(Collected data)
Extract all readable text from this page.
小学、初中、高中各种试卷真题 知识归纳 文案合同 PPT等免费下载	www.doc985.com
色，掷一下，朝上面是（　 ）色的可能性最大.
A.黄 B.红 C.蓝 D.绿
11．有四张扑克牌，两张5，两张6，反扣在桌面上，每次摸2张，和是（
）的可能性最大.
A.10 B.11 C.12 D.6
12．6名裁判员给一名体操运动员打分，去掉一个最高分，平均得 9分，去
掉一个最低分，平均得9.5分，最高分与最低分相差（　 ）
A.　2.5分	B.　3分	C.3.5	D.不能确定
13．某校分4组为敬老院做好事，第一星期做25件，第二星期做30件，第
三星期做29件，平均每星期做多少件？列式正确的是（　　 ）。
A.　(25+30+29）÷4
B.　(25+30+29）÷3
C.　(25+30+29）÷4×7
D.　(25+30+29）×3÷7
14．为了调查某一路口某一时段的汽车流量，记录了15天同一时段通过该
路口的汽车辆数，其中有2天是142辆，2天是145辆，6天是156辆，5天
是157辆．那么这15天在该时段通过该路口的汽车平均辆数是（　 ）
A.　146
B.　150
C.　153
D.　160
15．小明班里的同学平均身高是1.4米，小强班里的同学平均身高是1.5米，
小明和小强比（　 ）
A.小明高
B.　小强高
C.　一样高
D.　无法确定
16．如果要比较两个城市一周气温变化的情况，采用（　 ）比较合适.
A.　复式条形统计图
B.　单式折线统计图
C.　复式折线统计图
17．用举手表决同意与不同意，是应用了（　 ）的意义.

#### Request
Output each record precisely as given.

#### Completed task
Extract all readable text from this page.
小学、初中、高中各种试卷真题 知识归纳 文案合同 PPT等免费下载	www.doc985.com
色，掷一下，朝上面是（　 ）色的可能性最大.
A.黄 B.红 C.蓝 D.绿
11．有四张扑克牌，两张5，两张6，反扣在桌面上，每次摸2张，和是（
）的可能性最大.
A.10 B.11 C.12 D.6
12．6名裁判员给一名体操运动员打分，去掉一个最高分，平均得 9分，去
掉一个最低分，平均得9.5分，最高分与最低分相差（　 ）
A.　2.5分	B.　3分	C.3.5	D.不能确定
13．某校分4组为敬老院做好事，第一星期做25件，第二星期做30件，第
三星期做29件，平均每星期做多少件？列式正确的是（　　 ）。
A.　(25+30+29）÷4
B.　(25+30+29）÷3
C.　(25+30+29）÷4×7
D.　(25+30+29）×3÷7
14．为了调查某一路口某一时段的汽车流量，记录了15天同一时段通过该
路口的汽车辆数，其中有2天是142辆，2天是145辆，6天是156辆，5天
是157辆．那么这15天在该时段通过该路口的汽车平均辆数是（　 ）
A.　146
B.　150
C.　153
D.　160
15．小明班里的同学平均身高是1.4米，小强班里的同学平均身高是1.5米，
小明和小强比（　 ）
A.小明高
B.　小强高
C.　一样高
D.　无法确定
16．如果要比较两个城市一周气温变化的情况，采用（　 ）比较合适.
A.　复式条形统计图
B.　单式折线统计图
C.　复式折线统计图
17．用举手表决同意与不同意，是应用了（　 ）的意义.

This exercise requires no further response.